(Stored records)
>> Begin

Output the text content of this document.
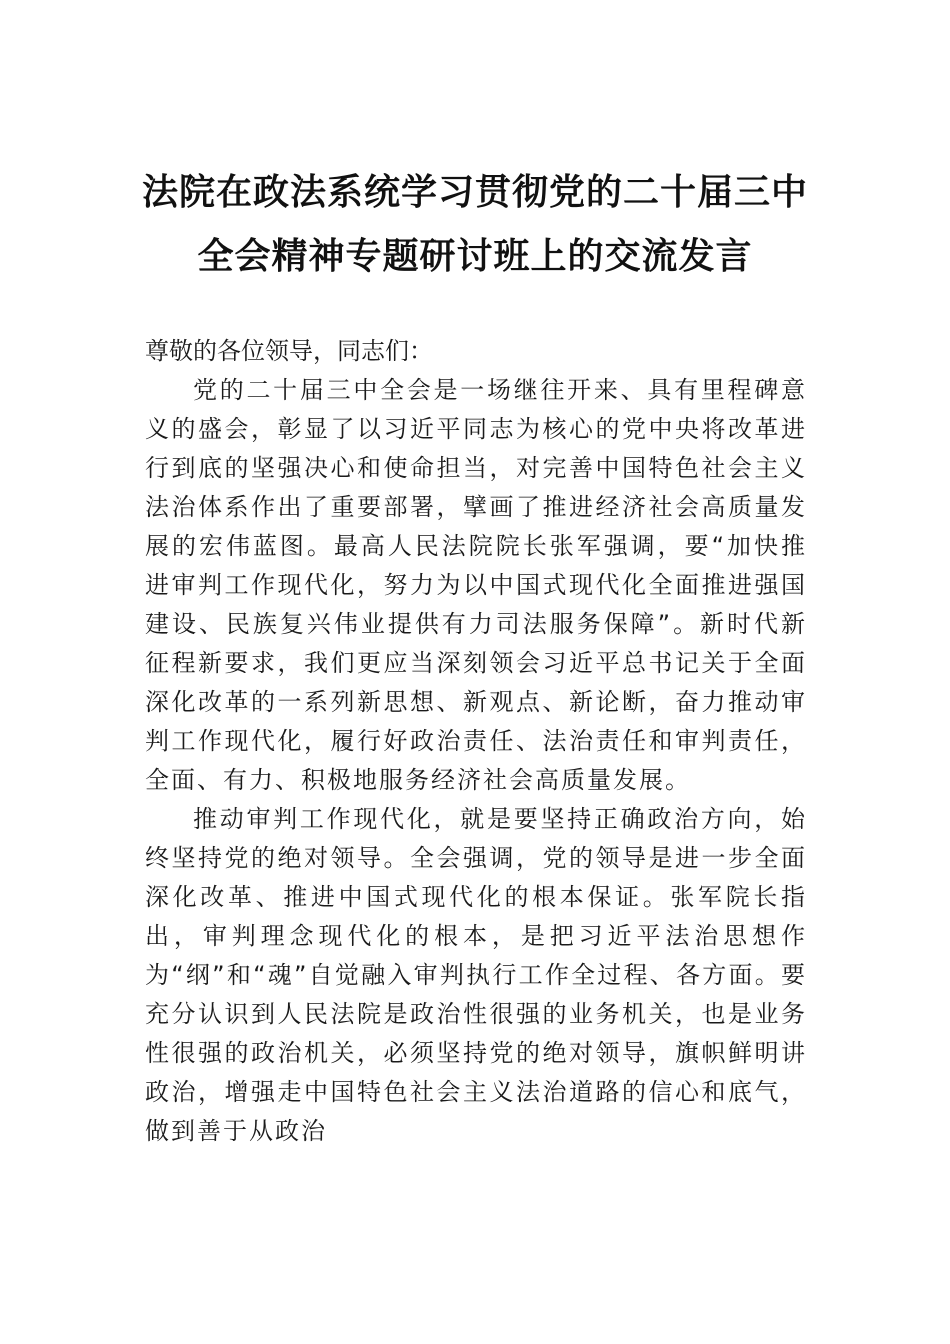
法院在政法系统学习贯彻党的二十届三中
全会精神专题研讨班上的交流发言

尊敬的各位领导，同志们：

党的二十届三中全会是一场继往开来、具有里程碑意义的盛会，彰显了以习近平同志为核心的党中央将改革进行到底的坚强决心和使命担当，对完善中国特色社会主义法治体系作出了重要部署，擘画了推进经济社会高质量发展的宏伟蓝图。最高人民法院院长张军强调，要“加快推进审判工作现代化，努力为以中国式现代化全面推进强国建设、民族复兴伟业提供有力司法服务保障”。新时代新征程新要求，我们更应当深刻领会习近平总书记关于全面深化改革的一系列新思想、新观点、新论断，奋力推动审判工作现代化，履行好政治责任、法治责任和审判责任，全面、有力、积极地服务经济社会高质量发展。

推动审判工作现代化，就是要坚持正确政治方向，始终坚持党的绝对领导。全会强调，党的领导是进一步全面深化改革、推进中国式现代化的根本保证。张军院长指出，审判理念现代化的根本，是把习近平法治思想作为“纲”和“魂”自觉融入审判执行工作全过程、各方面。要充分认识到人民法院是政治性很强的业务机关，也是业务性很强的政治机关，必须坚持党的绝对领导，旗帜鲜明讲政治，增强走中国特色社会主义法治道路的信心和底气，做到善于从政治
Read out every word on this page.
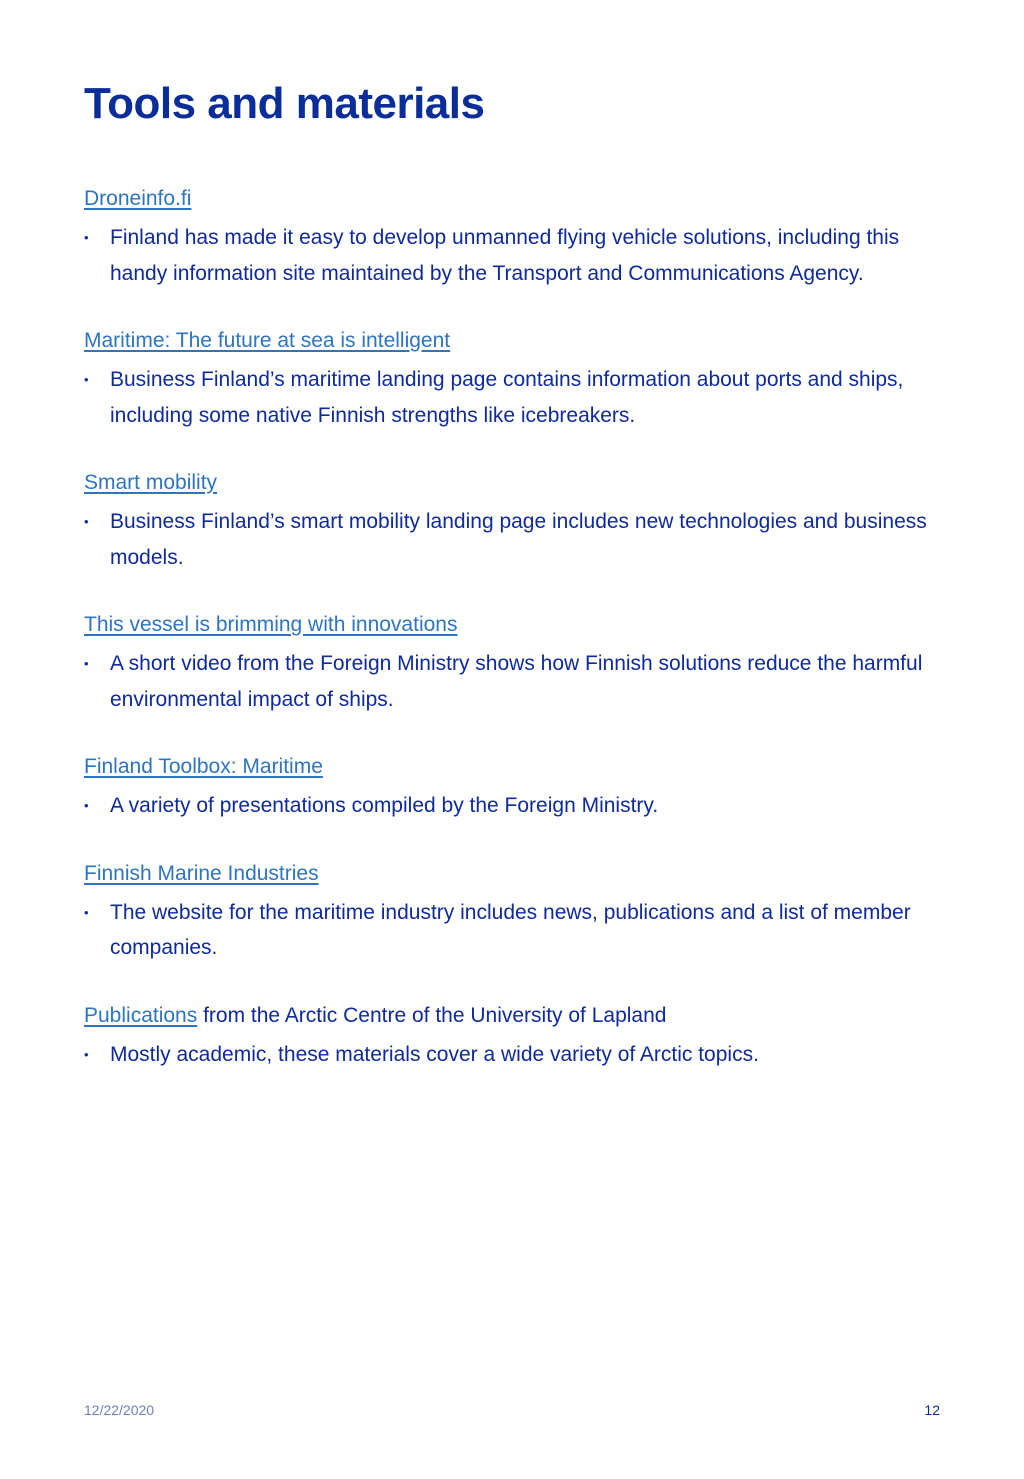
Tools and materials
Droneinfo.fi

• Finland has made it easy to develop unmanned flying vehicle solutions, including this handy information site maintained by the Transport and Communications Agency.

Maritime: The future at sea is intelligent

• Business Finland’s maritime landing page contains information about ports and ships, including some native Finnish strengths like icebreakers.

Smart mobility

• Business Finland’s smart mobility landing page includes new technologies and business models.

This vessel is brimming with innovations

• A short video from the Foreign Ministry shows how Finnish solutions reduce the harmful environmental impact of ships.

Finland Toolbox: Maritime

• A variety of presentations compiled by the Foreign Ministry.

Finnish Marine Industries

• The website for the maritime industry includes news, publications and a list of member companies.

Publications from the Arctic Centre of the University of Lapland

• Mostly academic, these materials cover a wide variety of Arctic topics.

12/22/2020	12
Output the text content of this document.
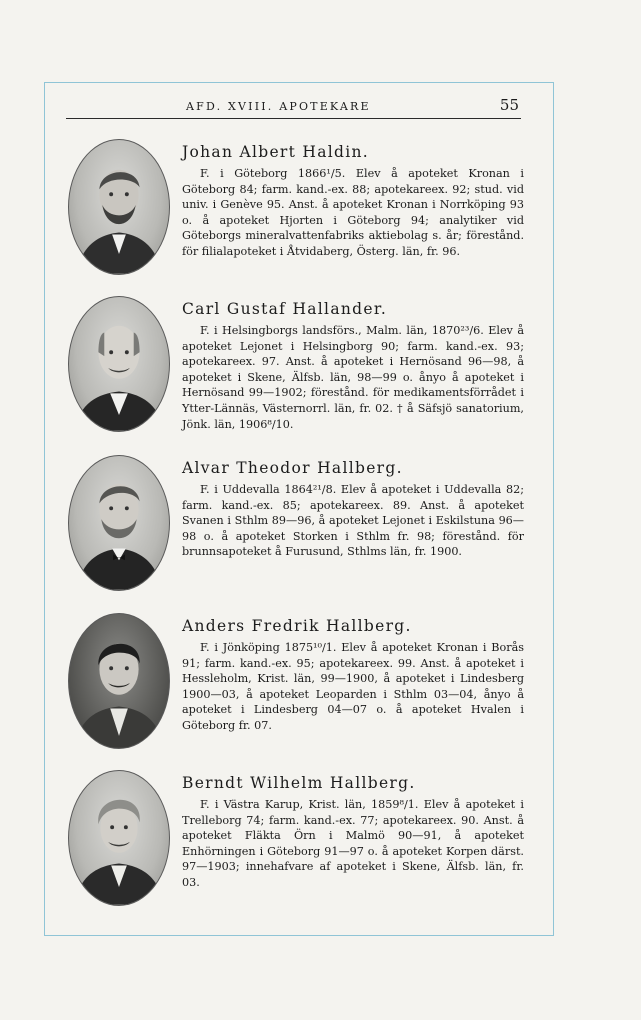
AFD. XVIII. APOTEKARE	55

Johan Albert Haldin.

F. i Göteborg 1866¹/5. Elev å apoteket Kronan i Göteborg 84; farm. kand.-ex. 88; apotekareex. 92; stud. vid univ. i Genève 95. Anst. å apoteket Kronan i Norrköping 93 o. å apoteket Hjorten i Göteborg 94; analytiker vid Göteborgs mineralvattenfabriks aktiebolag s. år; förestånd. för filialapoteket i Åtvidaberg, Österg. län, fr. 96.

Carl Gustaf Hallander.

F. i Helsingborgs landsförs., Malm. län, 1870²³/6. Elev å apoteket Lejonet i Helsingborg 90; farm. kand.-ex. 93; apotekareex. 97. Anst. å apoteket i Hernösand 96—98, å apoteket i Skene, Älfsb. län, 98—99 o. ånyo å apoteket i Hernösand 99—1902; förestånd. för medikamentsförrådet i Ytter-Lännäs, Västernorrl. län, fr. 02. † å Säfsjö sanatorium, Jönk. län, 1906⁸/10.

Alvar Theodor Hallberg.

F. i Uddevalla 1864²¹/8. Elev å apoteket i Uddevalla 82; farm. kand.-ex. 85; apotekareex. 89. Anst. å apoteket Svanen i Sthlm 89—96, å apoteket Lejonet i Eskilstuna 96—98 o. å apoteket Storken i Sthlm fr. 98; förestånd. för brunnsapoteket å Furusund, Sthlms län, fr. 1900.

Anders Fredrik Hallberg.

F. i Jönköping 1875¹⁰/1. Elev å apoteket Kronan i Borås 91; farm. kand.-ex. 95; apotekareex. 99. Anst. å apoteket i Hessleholm, Krist. län, 99—1900, å apoteket i Lindesberg 1900—03, å apoteket Leoparden i Sthlm 03—04, ånyo å apoteket i Lindesberg 04—07 o. å apoteket Hvalen i Göteborg fr. 07.

Berndt Wilhelm Hallberg.

F. i Västra Karup, Krist. län, 1859⁸/1. Elev å apoteket i Trelleborg 74; farm. kand.-ex. 77; apotekareex. 90. Anst. å apoteket Fläkta Örn i Malmö 90—91, å apoteket Enhörningen i Göteborg 91—97 o. å apoteket Korpen därst. 97—1903; innehafvare af apoteket i Skene, Älfsb. län, fr. 03.
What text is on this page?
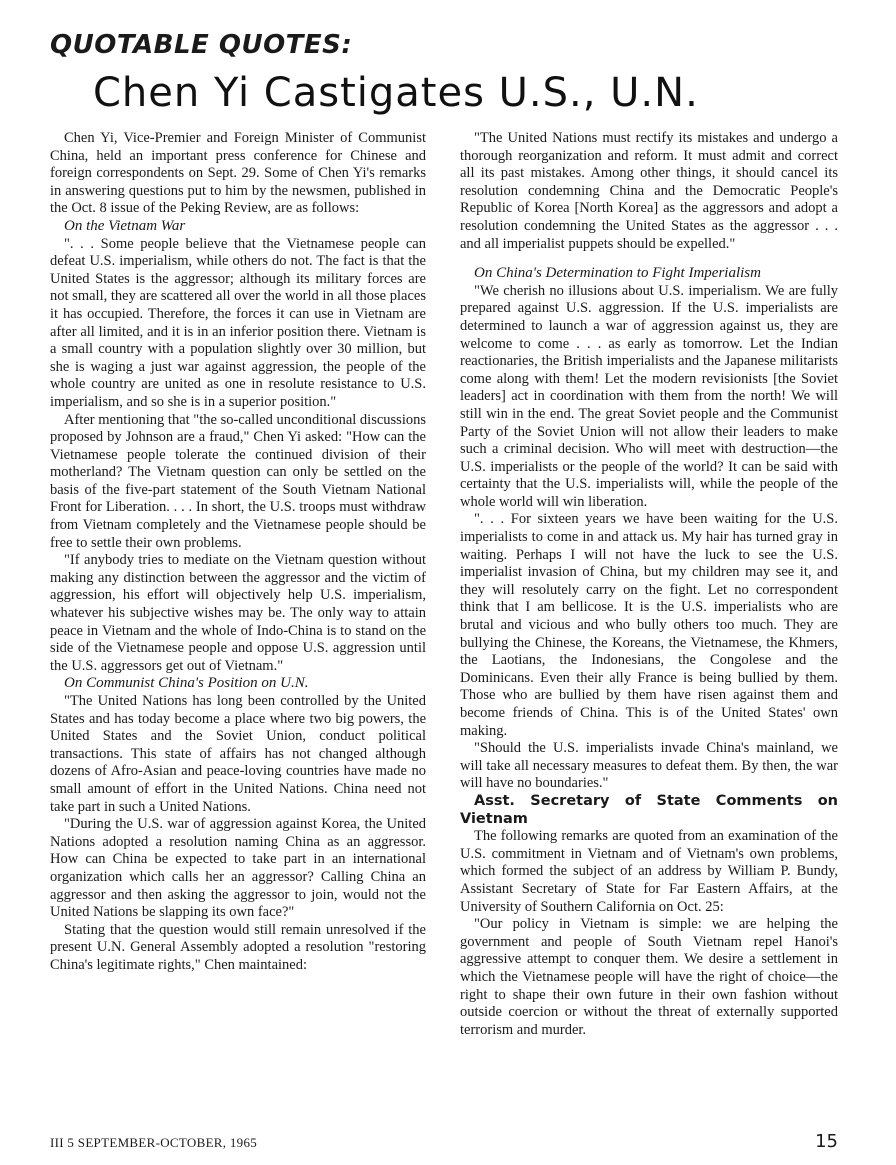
QUOTABLE QUOTES:
Chen Yi Castigates U.S., U.N.

Chen Yi, Vice-Premier and Foreign Minister of Communist China, held an important press conference for Chinese and foreign correspondents on Sept. 29. Some of Chen Yi's remarks in answering questions put to him by the newsmen, published in the Oct. 8 issue of the Peking Review, are as follows:

On the Vietnam War

". . . Some people believe that the Vietnamese people can defeat U.S. imperialism, while others do not. The fact is that the United States is the aggressor; although its military forces are not small, they are scattered all over the world in all those places it has occupied. Therefore, the forces it can use in Vietnam are after all limited, and it is in an inferior position there. Vietnam is a small country with a population slightly over 30 million, but she is waging a just war against aggression, the people of the whole country are united as one in resolute resistance to U.S. imperialism, and so she is in a superior position."

After mentioning that "the so-called unconditional discussions proposed by Johnson are a fraud," Chen Yi asked: "How can the Vietnamese people tolerate the continued division of their motherland? The Vietnam question can only be settled on the basis of the five-part statement of the South Vietnam National Front for Liberation. . . . In short, the U.S. troops must withdraw from Vietnam completely and the Vietnamese people should be free to settle their own problems.

"If anybody tries to mediate on the Vietnam question without making any distinction between the aggressor and the victim of aggression, his effort will objectively help U.S. imperialism, whatever his subjective wishes may be. The only way to attain peace in Vietnam and the whole of Indo-China is to stand on the side of the Vietnamese people and oppose U.S. aggression until the U.S. aggressors get out of Vietnam."

On Communist China's Position on U.N.

"The United Nations has long been controlled by the United States and has today become a place where two big powers, the United States and the Soviet Union, conduct political transactions. This state of affairs has not changed although dozens of Afro-Asian and peace-loving countries have made no small amount of effort in the United Nations. China need not take part in such a United Nations.

"During the U.S. war of aggression against Korea, the United Nations adopted a resolution naming China as an aggressor. How can China be expected to take part in an international organization which calls her an aggressor? Calling China an aggressor and then asking the aggressor to join, would not the United Nations be slapping its own face?"

Stating that the question would still remain unresolved if the present U.N. General Assembly adopted a resolution "restoring China's legitimate rights," Chen maintained:

"The United Nations must rectify its mistakes and undergo a thorough reorganization and reform. It must admit and correct all its past mistakes. Among other things, it should cancel its resolution condemning China and the Democratic People's Republic of Korea [North Korea] as the aggressors and adopt a resolution condemning the United States as the aggressor . . . and all imperialist puppets should be expelled."

On China's Determination to Fight Imperialism

"We cherish no illusions about U.S. imperialism. We are fully prepared against U.S. aggression. If the U.S. imperialists are determined to launch a war of aggression against us, they are welcome to come . . . as early as tomorrow. Let the Indian reactionaries, the British imperialists and the Japanese militarists come along with them! Let the modern revisionists [the Soviet leaders] act in coordination with them from the north! We will still win in the end. The great Soviet people and the Communist Party of the Soviet Union will not allow their leaders to make such a criminal decision. Who will meet with destruction—the U.S. imperialists or the people of the world? It can be said with certainty that the U.S. imperialists will, while the people of the whole world will win liberation.

". . . For sixteen years we have been waiting for the U.S. imperialists to come in and attack us. My hair has turned gray in waiting. Perhaps I will not have the luck to see the U.S. imperialist invasion of China, but my children may see it, and they will resolutely carry on the fight. Let no correspondent think that I am bellicose. It is the U.S. imperialists who are brutal and vicious and who bully others too much. They are bullying the Chinese, the Koreans, the Vietnamese, the Khmers, the Laotians, the Indonesians, the Congolese and the Dominicans. Even their ally France is being bullied by them. Those who are bullied by them have risen against them and become friends of China. This is of the United States' own making.

"Should the U.S. imperialists invade China's mainland, we will take all necessary measures to defeat them. By then, the war will have no boundaries."

Asst. Secretary of State Comments on Vietnam

The following remarks are quoted from an examination of the U.S. commitment in Vietnam and of Vietnam's own problems, which formed the subject of an address by William P. Bundy, Assistant Secretary of State for Far Eastern Affairs, at the University of Southern California on Oct. 25:

"Our policy in Vietnam is simple: we are helping the government and people of South Vietnam repel Hanoi's aggressive attempt to conquer them. We desire a settlement in which the Vietnamese people will have the right of choice—the right to shape their own future in their own fashion without outside coercion or without the threat of externally supported terrorism and murder.

III 5 SEPTEMBER-OCTOBER, 1965	15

>> End

**OBJECTIVE:** Pull out each line of the listing that holds the string "includes".

**ANSWER FOR THIS EXERCISE:**
• Business Finland’s smart mobility landing page includes new technologies and business models.
• The website for the maritime industry includes news, publications and a list of member companies.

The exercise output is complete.